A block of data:
****

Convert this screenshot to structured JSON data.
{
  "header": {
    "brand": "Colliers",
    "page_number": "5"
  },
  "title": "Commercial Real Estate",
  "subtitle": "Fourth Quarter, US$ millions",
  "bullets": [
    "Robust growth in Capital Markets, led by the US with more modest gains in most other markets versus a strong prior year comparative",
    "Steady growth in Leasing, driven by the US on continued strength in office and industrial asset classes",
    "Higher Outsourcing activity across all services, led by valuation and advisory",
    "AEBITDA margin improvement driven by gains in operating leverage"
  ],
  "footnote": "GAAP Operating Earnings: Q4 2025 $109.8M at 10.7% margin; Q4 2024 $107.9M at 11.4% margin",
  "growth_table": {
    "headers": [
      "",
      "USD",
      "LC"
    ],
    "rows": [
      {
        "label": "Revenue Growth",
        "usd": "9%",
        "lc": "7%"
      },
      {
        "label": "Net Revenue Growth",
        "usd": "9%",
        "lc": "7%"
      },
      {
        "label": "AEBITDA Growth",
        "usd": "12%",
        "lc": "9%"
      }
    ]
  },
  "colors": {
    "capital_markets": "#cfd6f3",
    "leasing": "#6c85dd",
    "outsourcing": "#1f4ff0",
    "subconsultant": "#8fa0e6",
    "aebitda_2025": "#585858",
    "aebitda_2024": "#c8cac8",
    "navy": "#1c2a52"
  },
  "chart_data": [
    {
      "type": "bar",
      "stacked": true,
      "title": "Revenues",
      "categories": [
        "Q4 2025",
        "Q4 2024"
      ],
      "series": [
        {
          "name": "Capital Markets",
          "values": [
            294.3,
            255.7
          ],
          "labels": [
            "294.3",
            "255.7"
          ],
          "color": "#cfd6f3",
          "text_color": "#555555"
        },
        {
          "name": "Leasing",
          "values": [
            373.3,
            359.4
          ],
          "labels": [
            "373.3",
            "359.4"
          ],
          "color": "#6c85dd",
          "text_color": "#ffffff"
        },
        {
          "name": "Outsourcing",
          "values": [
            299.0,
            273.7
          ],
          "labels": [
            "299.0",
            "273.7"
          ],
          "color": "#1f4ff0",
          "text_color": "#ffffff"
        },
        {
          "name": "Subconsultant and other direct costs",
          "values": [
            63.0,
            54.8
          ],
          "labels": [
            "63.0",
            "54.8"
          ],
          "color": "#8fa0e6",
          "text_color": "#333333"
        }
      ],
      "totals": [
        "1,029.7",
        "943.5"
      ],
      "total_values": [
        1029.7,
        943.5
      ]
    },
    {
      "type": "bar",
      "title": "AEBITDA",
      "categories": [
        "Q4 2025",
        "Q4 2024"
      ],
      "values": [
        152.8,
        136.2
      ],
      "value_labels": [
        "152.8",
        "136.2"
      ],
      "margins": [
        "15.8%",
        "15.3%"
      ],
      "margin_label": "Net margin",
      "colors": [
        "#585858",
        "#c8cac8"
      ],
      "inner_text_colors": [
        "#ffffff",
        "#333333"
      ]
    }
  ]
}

****

Work required:
Write out every line of the records exactly.

Correct answer:
Convert this screenshot to structured JSON data.
{
  "header": {
    "brand": "Colliers",
    "page_number": "5"
  },
  "title": "Commercial Real Estate",
  "subtitle": "Fourth Quarter, US$ millions",
  "bullets": [
    "Robust growth in Capital Markets, led by the US with more modest gains in most other markets versus a strong prior year comparative",
    "Steady growth in Leasing, driven by the US on continued strength in office and industrial asset classes",
    "Higher Outsourcing activity across all services, led by valuation and advisory",
    "AEBITDA margin improvement driven by gains in operating leverage"
  ],
  "footnote": "GAAP Operating Earnings: Q4 2025 $109.8M at 10.7% margin; Q4 2024 $107.9M at 11.4% margin",
  "growth_table": {
    "headers": [
      "",
      "USD",
      "LC"
    ],
    "rows": [
      {
        "label": "Revenue Growth",
        "usd": "9%",
        "lc": "7%"
      },
      {
        "label": "Net Revenue Growth",
        "usd": "9%",
        "lc": "7%"
      },
      {
        "label": "AEBITDA Growth",
        "usd": "12%",
        "lc": "9%"
      }
    ]
  },
  "colors": {
    "capital_markets": "#cfd6f3",
    "leasing": "#6c85dd",
    "outsourcing": "#1f4ff0",
    "subconsultant": "#8fa0e6",
    "aebitda_2025": "#585858",
    "aebitda_2024": "#c8cac8",
    "navy": "#1c2a52"
  },
  "chart_data": [
    {
      "type": "bar",
      "stacked": true,
      "title": "Revenues",
      "categories": [
        "Q4 2025",
        "Q4 2024"
      ],
      "series": [
        {
          "name": "Capital Markets",
          "values": [
            294.3,
            255.7
          ],
          "labels": [
            "294.3",
            "255.7"
          ],
          "color": "#cfd6f3",
          "text_color": "#555555"
        },
        {
          "name": "Leasing",
          "values": [
            373.3,
            359.4
          ],
          "labels": [
            "373.3",
            "359.4"
          ],
          "color": "#6c85dd",
          "text_color": "#ffffff"
        },
        {
          "name": "Outsourcing",
          "values": [
            299.0,
            273.7
          ],
          "labels": [
            "299.0",
            "273.7"
          ],
          "color": "#1f4ff0",
          "text_color": "#ffffff"
        },
        {
          "name": "Subconsultant and other direct costs",
          "values": [
            63.0,
            54.8
          ],
          "labels": [
            "63.0",
            "54.8"
          ],
          "color": "#8fa0e6",
          "text_color": "#333333"
        }
      ],
      "totals": [
        "1,029.7",
        "943.5"
      ],
      "total_values": [
        1029.7,
        943.5
      ]
    },
    {
      "type": "bar",
      "title": "AEBITDA",
      "categories": [
        "Q4 2025",
        "Q4 2024"
      ],
      "values": [
        152.8,
        136.2
      ],
      "value_labels": [
        "152.8",
        "136.2"
      ],
      "margins": [
        "15.8%",
        "15.3%"
      ],
      "margin_label": "Net margin",
      "colors": [
        "#585858",
        "#c8cac8"
      ],
      "inner_text_colors": [
        "#ffffff",
        "#333333"
      ]
    }
  ]
}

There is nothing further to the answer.